*** PROVIDED RECORDS
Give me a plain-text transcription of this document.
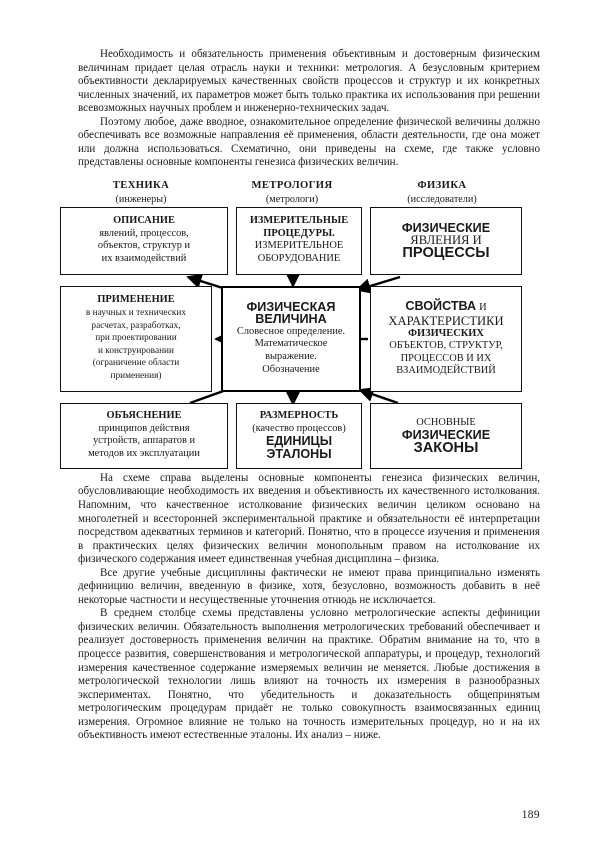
Необходимость и обязательность применения объективным и достоверным физическим величинам придает целая отрасль науки и техники: метрология. А безусловным критерием объективности декларируемых качественных свойств процессов и структур и их конкретных численных значений, их параметров может быть только практика их использования при решении всевозможных научных проблем и инженерно-технических задач.

Поэтому любое, даже вводное, ознакомительное определение физической величины должно обеспечивать все возможные направления её применения, области деятельности, где она может или должна использоваться. Схематично, они приведены на схеме, где также условно представлены основные компоненты генезиса физических величин.

ТЕХНИКА
(инженеры)
МЕТРОЛОГИЯ
(метрологи)
ФИЗИКА
(исследователи)
ОПИСАНИЕ
явлений, процессов,
объектов, структур и
их взаимодействий
ИЗМЕРИТЕЛЬНЫЕ
ПРОЦЕДУРЫ.
ИЗМЕРИТЕЛЬНОЕ
ОБОРУДОВАНИЕ
ФИЗИЧЕСКИЕ
ЯВЛЕНИЯ И
ПРОЦЕССЫ
ПРИМЕНЕНИЕ
в научных и технических
расчетах, разработках,
при проектировании
и конструировании
(ограничение области
применения)
ФИЗИЧЕСКАЯ
ВЕЛИЧИНА
Словесное определение.
Математическое
выражение.
Обозначение
СВОЙСТВА И
ХАРАКТЕРИСТИКИ
ФИЗИЧЕСКИХ
ОБЪЕКТОВ, СТРУКТУР,
ПРОЦЕССОВ И ИХ
ВЗАИМОДЕЙСТВИЙ
ОБЪЯСНЕНИЕ
принципов действия
устройств, аппаратов и
методов их эксплуатации
РАЗМЕРНОСТЬ
(качество процессов)
ЕДИНИЦЫ
ЭТАЛОНЫ
ОСНОВНЫЕ
ФИЗИЧЕСКИЕ
ЗАКОНЫ

На схеме справа выделены основные компоненты генезиса физических величин, обусловливающие необходимость их введения и объективность их качественного истолкования. Напомним, что качественное истолкование физических величин целиком основано на многолетней и всесторонней экспериментальной практике и обязательности её интерпретации посредством адекватных терминов и категорий. Понятно, что в процессе изучения и применения в практических целях физических величин монопольным правом на истолкование их физического содержания имеет единственная учебная дисциплина – физика.

Все другие учебные дисциплины фактически не имеют права принципиально изменять дефиницию величин, введенную в физике, хотя, безусловно, возможность добавить в неё некоторые частности и несущественные уточнения отнюдь не исключается.

В среднем столбце схемы представлены условно метрологические аспекты дефиниции физических величин. Обязательность выполнения метрологических требований обеспечивает и реализует достоверность применения величин на практике. Обратим внимание на то, что в процессе развития, совершенствования и метрологической аппаратуры, и процедур, технологий измерения качественное содержание измеряемых величин не меняется. Любые достижения в метрологической технологии лишь влияют на точность их измерения в разнообразных экспериментах. Понятно, что убедительность и доказательность общепринятым метрологическим процедурам придаёт не только совокупность взаимосвязанных единиц измерения. Огромное влияние не только на точность измерительных процедур, но и на их объективность имеют естественные эталоны. Их анализ – ниже.

189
******
DESCRIPTION OF THE TASK — Strip out the images, then output the records above word for word.

THE COMPLETED TASK —
Give me a plain-text transcription of this document.
Необходимость и обязательность применения объективным и достоверным физическим величинам придает целая отрасль науки и техники: метрология. А безусловным критерием объективности декларируемых качественных свойств процессов и структур и их конкретных численных значений, их параметров может быть только практика их использования при решении всевозможных научных проблем и инженерно-технических задач.

Поэтому любое, даже вводное, ознакомительное определение физической величины должно обеспечивать все возможные направления её применения, области деятельности, где она может или должна использоваться. Схематично, они приведены на схеме, где также условно представлены основные компоненты генезиса физических величин.

ТЕХНИКА
(инженеры)
МЕТРОЛОГИЯ
(метрологи)
ФИЗИКА
(исследователи)
ОПИСАНИЕ
явлений, процессов,
объектов, структур и
их взаимодействий
ИЗМЕРИТЕЛЬНЫЕ
ПРОЦЕДУРЫ.
ИЗМЕРИТЕЛЬНОЕ
ОБОРУДОВАНИЕ
ФИЗИЧЕСКИЕ
ЯВЛЕНИЯ И
ПРОЦЕССЫ
ПРИМЕНЕНИЕ
в научных и технических
расчетах, разработках,
при проектировании
и конструировании
(ограничение области
применения)
ФИЗИЧЕСКАЯ
ВЕЛИЧИНА
Словесное определение.
Математическое
выражение.
Обозначение
СВОЙСТВА И
ХАРАКТЕРИСТИКИ
ФИЗИЧЕСКИХ
ОБЪЕКТОВ, СТРУКТУР,
ПРОЦЕССОВ И ИХ
ВЗАИМОДЕЙСТВИЙ
ОБЪЯСНЕНИЕ
принципов действия
устройств, аппаратов и
методов их эксплуатации
РАЗМЕРНОСТЬ
(качество процессов)
ЕДИНИЦЫ
ЭТАЛОНЫ
ОСНОВНЫЕ
ФИЗИЧЕСКИЕ
ЗАКОНЫ

На схеме справа выделены основные компоненты генезиса физических величин, обусловливающие необходимость их введения и объективность их качественного истолкования. Напомним, что качественное истолкование физических величин целиком основано на многолетней и всесторонней экспериментальной практике и обязательности её интерпретации посредством адекватных терминов и категорий. Понятно, что в процессе изучения и применения в практических целях физических величин монопольным правом на истолкование их физического содержания имеет единственная учебная дисциплина – физика.

Все другие учебные дисциплины фактически не имеют права принципиально изменять дефиницию величин, введенную в физике, хотя, безусловно, возможность добавить в неё некоторые частности и несущественные уточнения отнюдь не исключается.

В среднем столбце схемы представлены условно метрологические аспекты дефиниции физических величин. Обязательность выполнения метрологических требований обеспечивает и реализует достоверность применения величин на практике. Обратим внимание на то, что в процессе развития, совершенствования и метрологической аппаратуры, и процедур, технологий измерения качественное содержание измеряемых величин не меняется. Любые достижения в метрологической технологии лишь влияют на точность их измерения в разнообразных экспериментах. Понятно, что убедительность и доказательность общепринятым метрологическим процедурам придаёт не только совокупность взаимосвязанных единиц измерения. Огромное влияние не только на точность измерительных процедур, но и на их объективность имеют естественные эталоны. Их анализ – ниже.

189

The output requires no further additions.